- WORKING DATA:
-- START --

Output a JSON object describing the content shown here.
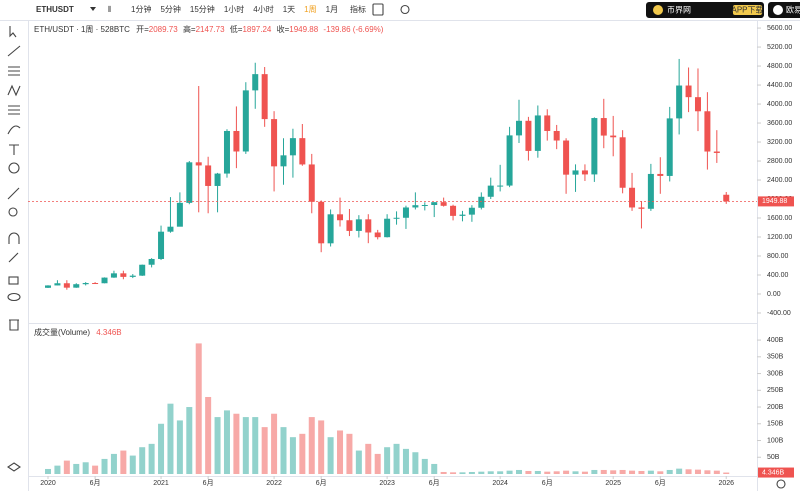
{
  "toolbar": {
    "symbol": "ETHUSDT",
    "intervals": [
      "1分钟",
      "5分钟",
      "15分钟",
      "1小时",
      "4小时",
      "1天",
      "1周",
      "1月"
    ],
    "active_interval": 6,
    "indicators": "指标",
    "brand": "币界网",
    "app_download": "APP下载",
    "right_brand": "欧易"
  },
  "chart_data": {
    "type": "candlestick",
    "header": {
      "title": "ETH/USDT · 1周 · 528BTC",
      "open_label": "开=",
      "high_label": "高=",
      "low_label": "低=",
      "close_label": "收=",
      "change_label": "-139.86 (-6.69%)"
    },
    "volume_title": "成交量(Volume)",
    "up_color": "#26a69a",
    "down_color": "#ef5350",
    "open": [
      130,
      180,
      226,
      133,
      206,
      231,
      226,
      345,
      435,
      360,
      386,
      616,
      737,
      1312,
      1417,
      1919,
      2773,
      2707,
      2275,
      2536,
      3433,
      3001,
      4288,
      4630,
      3683,
      2688,
      2920,
      3282,
      2728,
      1942,
      1067,
      1678,
      1553,
      1328,
      1572,
      1295,
      1196,
      1585,
      1605,
      1822,
      1870,
      1874,
      1934,
      1857,
      1645,
      1671,
      1816,
      2047,
      2282,
      2283,
      3340,
      3647,
      3013,
      3760,
      3433,
      3232,
      2513,
      2602,
      2518,
      3705,
      3336,
      3300,
      2237,
      1822,
      1794,
      2528,
      2486,
      3698,
      4390,
      4145,
      3848,
      3000,
      2089.73
    ],
    "high": [
      185,
      290,
      290,
      227,
      250,
      250,
      350,
      490,
      490,
      420,
      620,
      755,
      1440,
      2040,
      2140,
      2800,
      4380,
      2890,
      2550,
      3470,
      3950,
      4460,
      4870,
      4780,
      3850,
      3280,
      3480,
      3580,
      2950,
      1970,
      1780,
      2030,
      1790,
      1660,
      1680,
      1350,
      1680,
      1740,
      1860,
      2140,
      1930,
      1930,
      2030,
      1880,
      1750,
      1870,
      2140,
      2450,
      2720,
      3520,
      4090,
      3730,
      3970,
      3890,
      3560,
      3280,
      2730,
      2730,
      3720,
      4110,
      3750,
      3450,
      2550,
      1950,
      2740,
      2880,
      3940,
      4950,
      4770,
      4750,
      4250,
      3450,
      2147.73
    ],
    "low": [
      127,
      180,
      90,
      130,
      180,
      215,
      225,
      340,
      310,
      335,
      380,
      560,
      715,
      1290,
      1440,
      1890,
      1720,
      1700,
      1720,
      2450,
      2650,
      2950,
      3900,
      3520,
      2160,
      2300,
      2450,
      2700,
      1700,
      880,
      1000,
      1420,
      1220,
      1190,
      1070,
      1150,
      1190,
      1460,
      1370,
      1780,
      1760,
      1620,
      1840,
      1550,
      1530,
      1520,
      1780,
      2000,
      2160,
      2250,
      3180,
      2810,
      2870,
      3230,
      3050,
      2110,
      2150,
      2380,
      2360,
      3070,
      2900,
      2120,
      1750,
      1380,
      1750,
      2110,
      2370,
      3360,
      3830,
      3430,
      2620,
      2760,
      1897.24
    ],
    "close": [
      180,
      226,
      133,
      206,
      231,
      226,
      345,
      435,
      360,
      386,
      616,
      737,
      1312,
      1417,
      1919,
      2773,
      2707,
      2275,
      2536,
      3433,
      3001,
      4288,
      4630,
      3683,
      2688,
      2920,
      3282,
      2728,
      1942,
      1067,
      1678,
      1553,
      1328,
      1572,
      1295,
      1196,
      1585,
      1605,
      1822,
      1870,
      1874,
      1934,
      1857,
      1645,
      1671,
      1816,
      2047,
      2282,
      2283,
      3340,
      3647,
      3013,
      3760,
      3433,
      3232,
      2513,
      2602,
      2518,
      3705,
      3336,
      3300,
      2237,
      1822,
      1794,
      2528,
      2486,
      3698,
      4390,
      4145,
      3848,
      3000,
      2970,
      1949.88
    ],
    "volume": [
      15,
      25,
      40,
      30,
      35,
      25,
      45,
      60,
      70,
      55,
      80,
      90,
      150,
      210,
      160,
      200,
      390,
      230,
      170,
      190,
      180,
      170,
      170,
      140,
      180,
      140,
      110,
      120,
      170,
      160,
      110,
      130,
      120,
      70,
      90,
      60,
      80,
      90,
      75,
      65,
      45,
      30,
      6,
      5,
      5,
      6,
      7,
      8,
      8,
      10,
      12,
      9,
      9,
      7,
      8,
      10,
      8,
      7,
      12,
      12,
      11,
      12,
      10,
      9,
      10,
      8,
      12,
      16,
      14,
      13,
      11,
      10,
      4.346
    ],
    "volume_last_label": "4.346B",
    "price_last_label": "1949.88",
    "ylim": [
      -590,
      5770
    ],
    "yticks": [
      {
        "value": -400,
        "label": "-400.00"
      },
      {
        "value": 0,
        "label": "0.00"
      },
      {
        "value": 400,
        "label": "400.00"
      },
      {
        "value": 800,
        "label": "800.00"
      },
      {
        "value": 1200,
        "label": "1200.00"
      },
      {
        "value": 1600,
        "label": "1600.00"
      },
      {
        "value": 2000,
        "label": "2000.00"
      },
      {
        "value": 2400,
        "label": "2400.00"
      },
      {
        "value": 2800,
        "label": "2800.00"
      },
      {
        "value": 3200,
        "label": "3200.00"
      },
      {
        "value": 3600,
        "label": "3600.00"
      },
      {
        "value": 4000,
        "label": "4000.00"
      },
      {
        "value": 4400,
        "label": "4400.00"
      },
      {
        "value": 4800,
        "label": "4800.00"
      },
      {
        "value": 5200,
        "label": "5200.00"
      },
      {
        "value": 5600,
        "label": "5600.00"
      }
    ],
    "vlim": [
      0,
      445
    ],
    "vticks": [
      {
        "value": 50,
        "label": "50B"
      },
      {
        "value": 100,
        "label": "100B"
      },
      {
        "value": 150,
        "label": "150B"
      },
      {
        "value": 200,
        "label": "200B"
      },
      {
        "value": 250,
        "label": "250B"
      },
      {
        "value": 300,
        "label": "300B"
      },
      {
        "value": 350,
        "label": "350B"
      },
      {
        "value": 400,
        "label": "400B"
      }
    ],
    "xticks": [
      {
        "value": 0,
        "label": "2020"
      },
      {
        "value": 5,
        "label": "6月"
      },
      {
        "value": 12,
        "label": "2021"
      },
      {
        "value": 17,
        "label": "6月"
      },
      {
        "value": 24,
        "label": "2022"
      },
      {
        "value": 29,
        "label": "6月"
      },
      {
        "value": 36,
        "label": "2023"
      },
      {
        "value": 41,
        "label": "6月"
      },
      {
        "value": 48,
        "label": "2024"
      },
      {
        "value": 53,
        "label": "6月"
      },
      {
        "value": 60,
        "label": "2025"
      },
      {
        "value": 65,
        "label": "6月"
      },
      {
        "value": 72,
        "label": "2026"
      }
    ]
  }
}
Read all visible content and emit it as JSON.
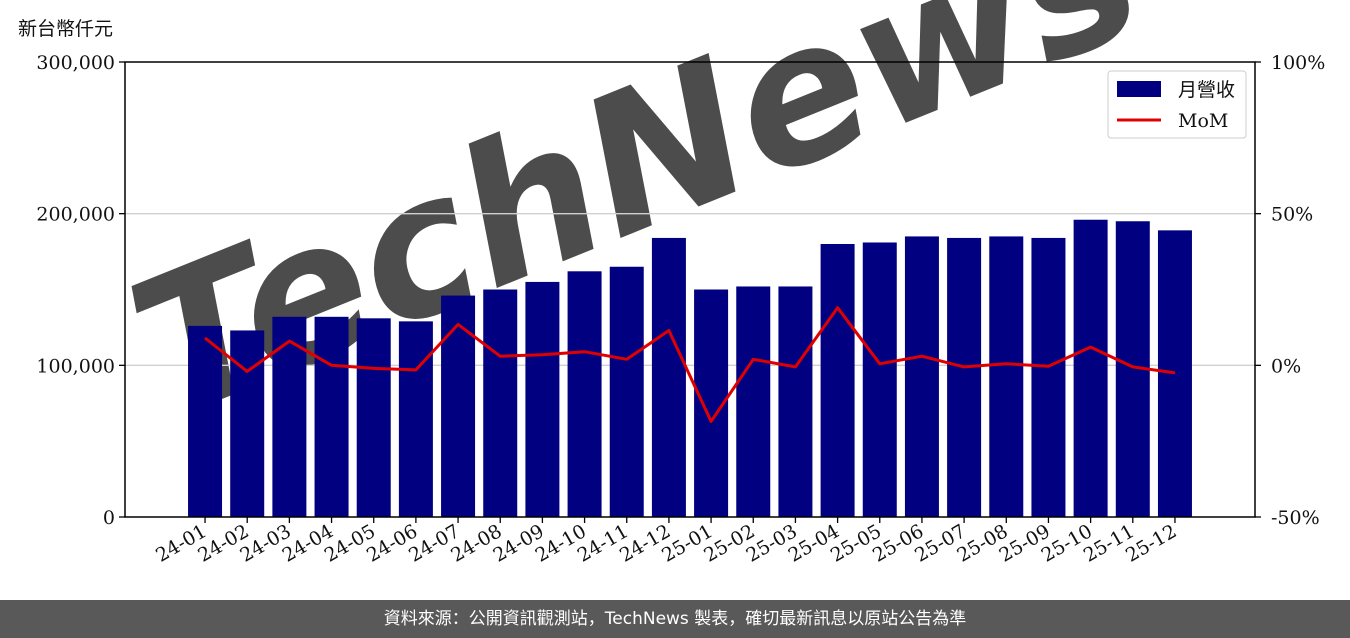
{
  "chart_data": {
    "type": "bar",
    "unit_label": "新台幣仟元",
    "categories": [
      "24-01",
      "24-02",
      "24-03",
      "24-04",
      "24-05",
      "24-06",
      "24-07",
      "24-08",
      "24-09",
      "24-10",
      "24-11",
      "24-12",
      "25-01",
      "25-02",
      "25-03",
      "25-04",
      "25-05",
      "25-06",
      "25-07",
      "25-08",
      "25-09",
      "25-10",
      "25-11",
      "25-12"
    ],
    "series": [
      {
        "name": "月營收",
        "type": "bar",
        "axis": "left",
        "color": "#000080",
        "values": [
          126000,
          123000,
          132000,
          132000,
          131000,
          129000,
          146000,
          150000,
          155000,
          162000,
          165000,
          184000,
          150000,
          152000,
          152000,
          180000,
          181000,
          185000,
          184000,
          185000,
          184000,
          196000,
          195000,
          189000
        ]
      },
      {
        "name": "MoM",
        "type": "line",
        "axis": "right",
        "color": "#e00000",
        "values": [
          9,
          -2,
          8,
          0,
          -1,
          -1.5,
          13.5,
          3,
          3.5,
          4.5,
          2,
          11.5,
          -18.5,
          2,
          -0.5,
          19,
          0.5,
          3,
          -0.5,
          0.5,
          -0.3,
          6,
          -0.5,
          -2.5
        ]
      }
    ],
    "y_left": {
      "min": 0,
      "max": 300000,
      "ticks": [
        0,
        100000,
        200000,
        300000
      ],
      "tick_labels": [
        "0",
        "100,000",
        "200,000",
        "300,000"
      ]
    },
    "y_right": {
      "min": -50,
      "max": 100,
      "ticks": [
        -50,
        0,
        50,
        100
      ],
      "tick_labels": [
        "-50%",
        "0%",
        "50%",
        "100%"
      ]
    },
    "grid": "horizontal",
    "legend": {
      "position": "top-right",
      "entries": [
        "月營收",
        "MoM"
      ]
    },
    "watermark": "TechNews"
  },
  "footer": {
    "source_text": "資料來源：公開資訊觀測站，TechNews 製表，確切最新訊息以原站公告為準"
  }
}
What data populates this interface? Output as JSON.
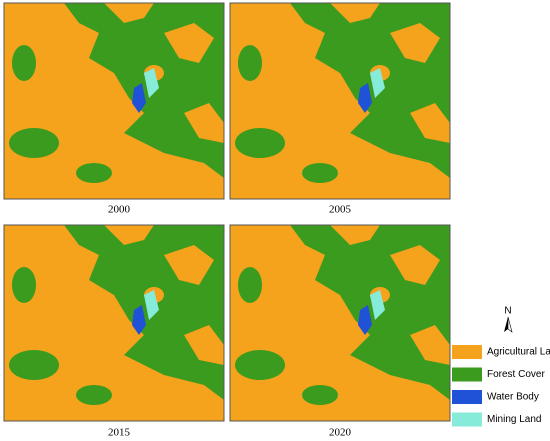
{
  "panels": [
    {
      "label": "2000"
    },
    {
      "label": "2005"
    },
    {
      "label": "2015"
    },
    {
      "label": "2020"
    }
  ],
  "north_arrow": "N",
  "legend": [
    {
      "name": "Agricultural Land",
      "color": "#f5a21c"
    },
    {
      "name": "Forest Cover",
      "color": "#3b9b1e"
    },
    {
      "name": "Water Body",
      "color": "#1f52d6"
    },
    {
      "name": "Mining Land",
      "color": "#86ecd9"
    }
  ]
}
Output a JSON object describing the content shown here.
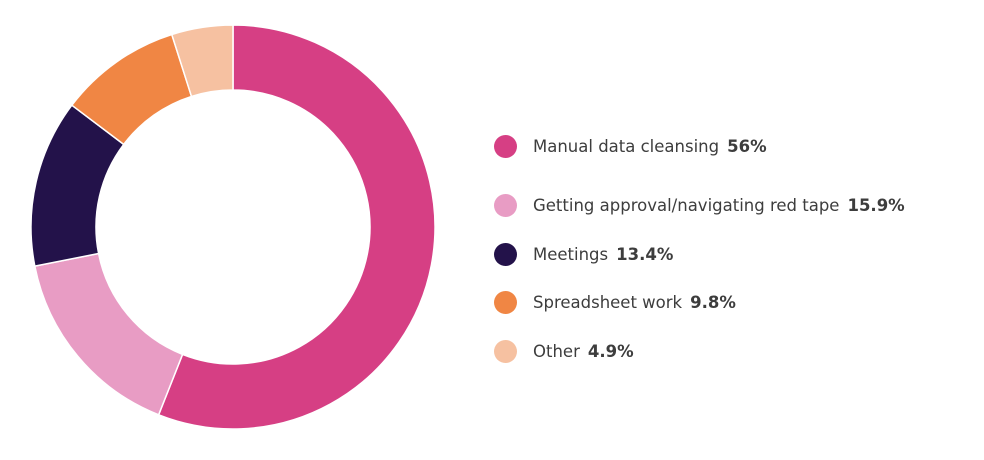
{
  "chart_data": {
    "type": "pie",
    "variant": "donut",
    "title": "",
    "slices": [
      {
        "label": "Manual data cleansing",
        "value": 56,
        "value_label": "56%",
        "color": "#D63F84"
      },
      {
        "label": "Getting approval/navigating red tape",
        "value": 15.9,
        "value_label": "15.9%",
        "color": "#E89CC4"
      },
      {
        "label": "Meetings",
        "value": 13.4,
        "value_label": "13.4%",
        "color": "#23124A"
      },
      {
        "label": "Spreadsheet work",
        "value": 9.8,
        "value_label": "9.8%",
        "color": "#F08644"
      },
      {
        "label": "Other",
        "value": 4.9,
        "value_label": "4.9%",
        "color": "#F6C1A1"
      }
    ],
    "legend_position": "right"
  }
}
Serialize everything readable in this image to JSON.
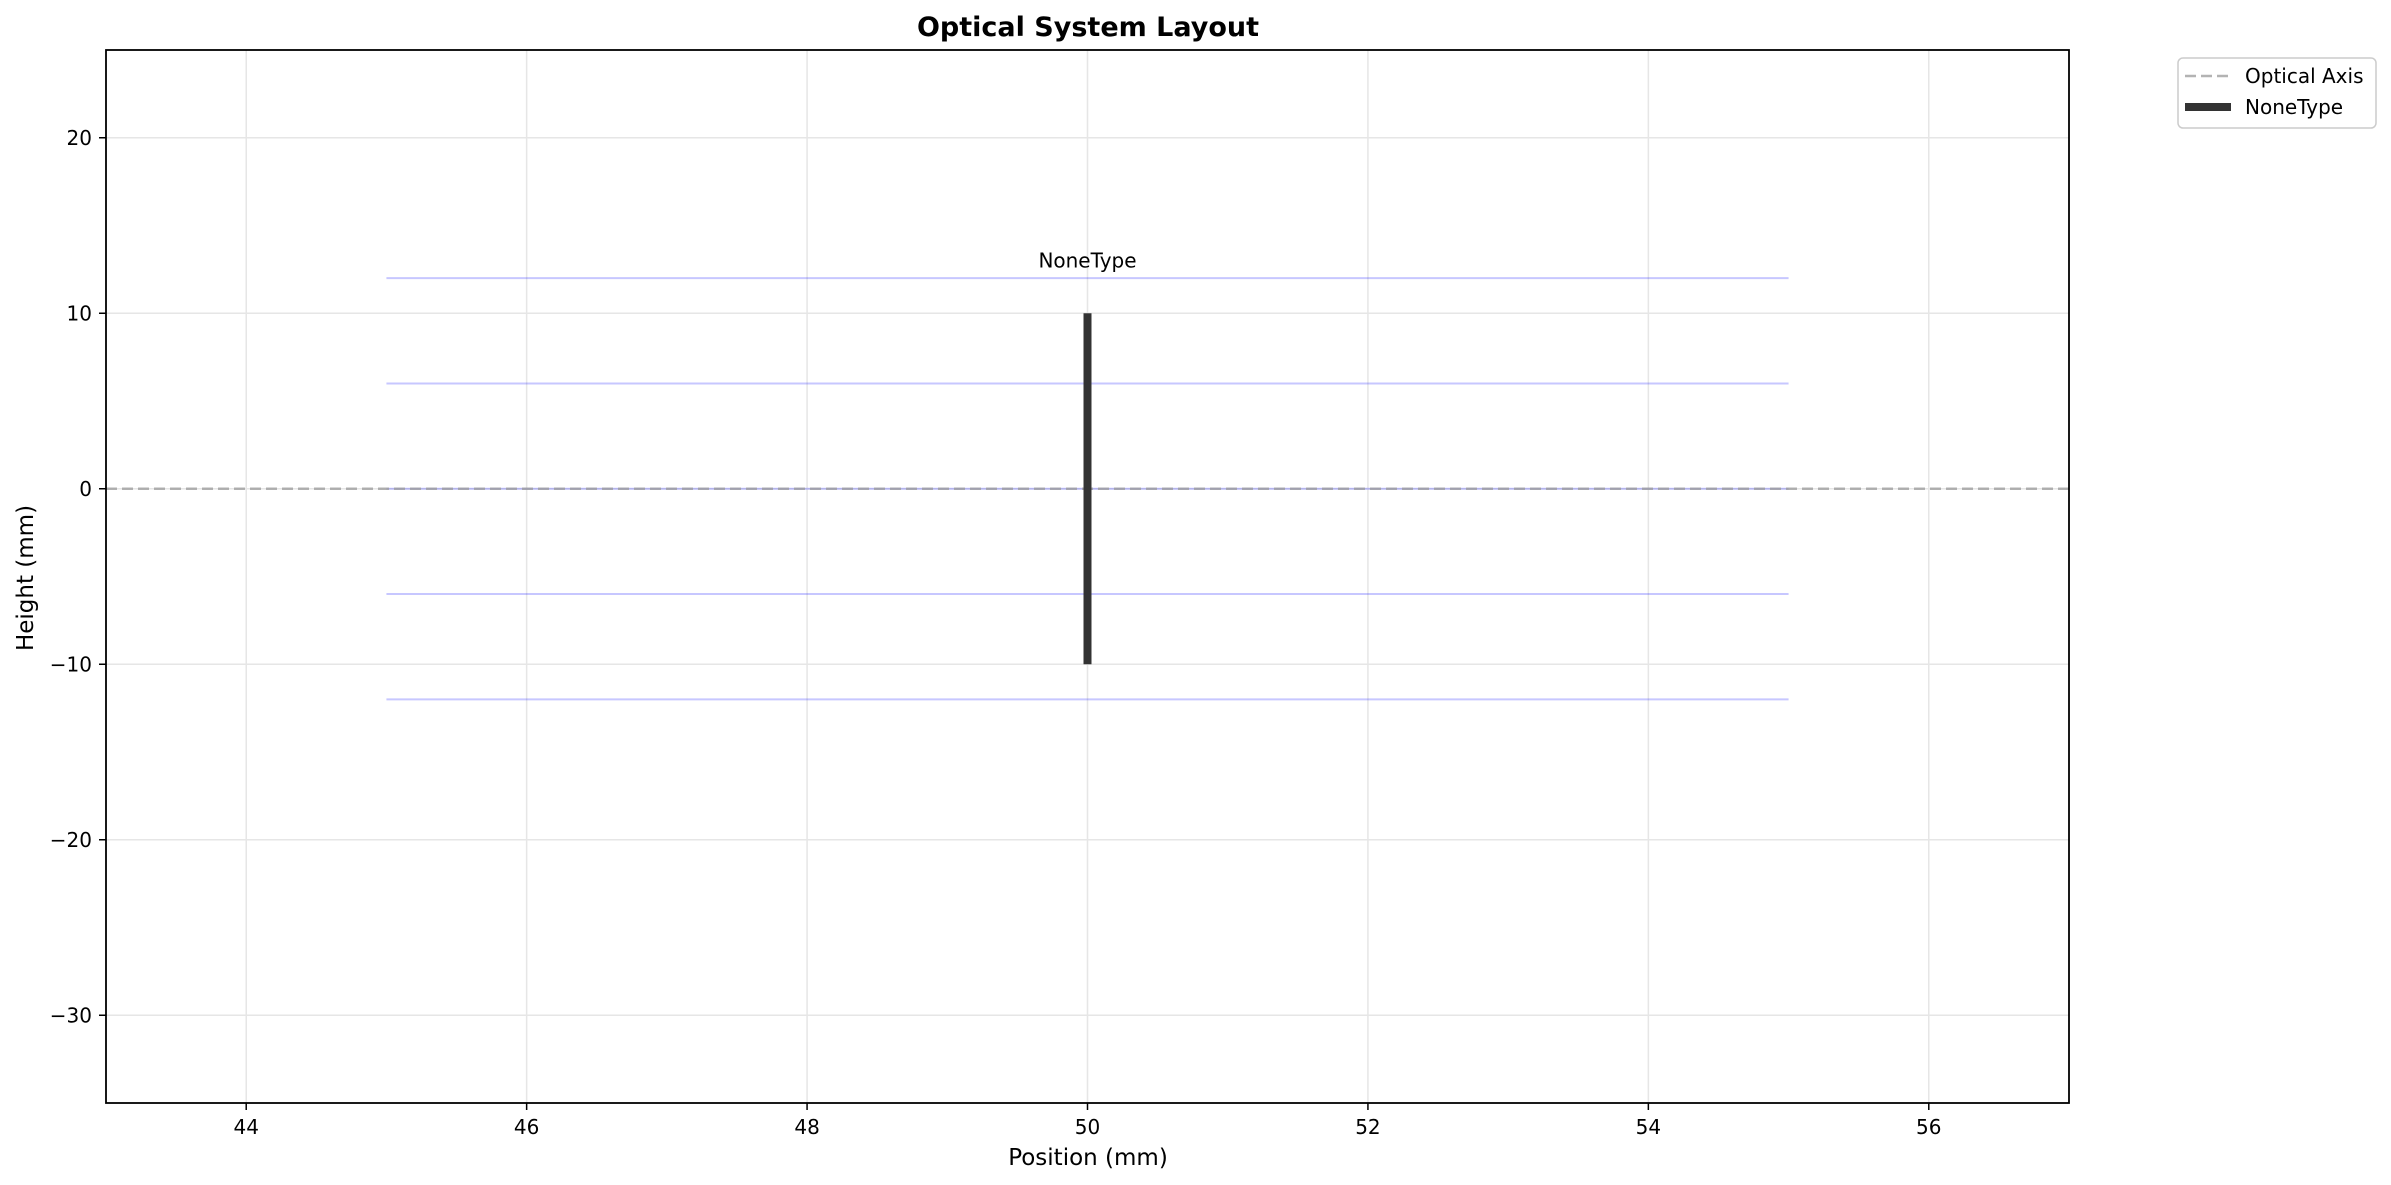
{
  "chart_data": {
    "type": "line",
    "title": "Optical System Layout",
    "xlabel": "Position (mm)",
    "ylabel": "Height (mm)",
    "xlim": [
      43,
      57
    ],
    "ylim": [
      -35,
      25
    ],
    "xticks": [
      44,
      46,
      48,
      50,
      52,
      54,
      56
    ],
    "yticks": [
      -30,
      -20,
      -10,
      0,
      10,
      20
    ],
    "xtick_labels": [
      "44",
      "46",
      "48",
      "50",
      "52",
      "54",
      "56"
    ],
    "ytick_labels": [
      "−30",
      "−20",
      "−10",
      "0",
      "10",
      "20"
    ],
    "grid": true,
    "optical_axis": {
      "name": "Optical Axis",
      "y": 0,
      "color": "#999999",
      "style": "dashed"
    },
    "rays": {
      "color": "#0000ff",
      "x_start": 45,
      "x_end": 55,
      "heights": [
        12,
        6,
        0,
        -6,
        -12
      ]
    },
    "elements": [
      {
        "name": "NoneType",
        "x": 50,
        "y_min": -10,
        "y_max": 10,
        "color": "#333333",
        "label": "NoneType",
        "label_y": 12.6
      }
    ],
    "legend": {
      "placement": "outside-top-right",
      "entries": [
        {
          "label": "Optical Axis",
          "style": "dashed",
          "color": "#999999"
        },
        {
          "label": "NoneType",
          "style": "thick-solid",
          "color": "#333333"
        }
      ]
    }
  }
}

-- END --

- TASK DETAILS: Gather each line from the entries above that includes the word "JSON".

- TASK RESULT:
Output a JSON object describing the content shown here.
Read all visible content and emit it as JSON.
What data populates this interface? Output as JSON.
Output a JSON object describing the content shown here.
Serialize everything readable in this image to JSON.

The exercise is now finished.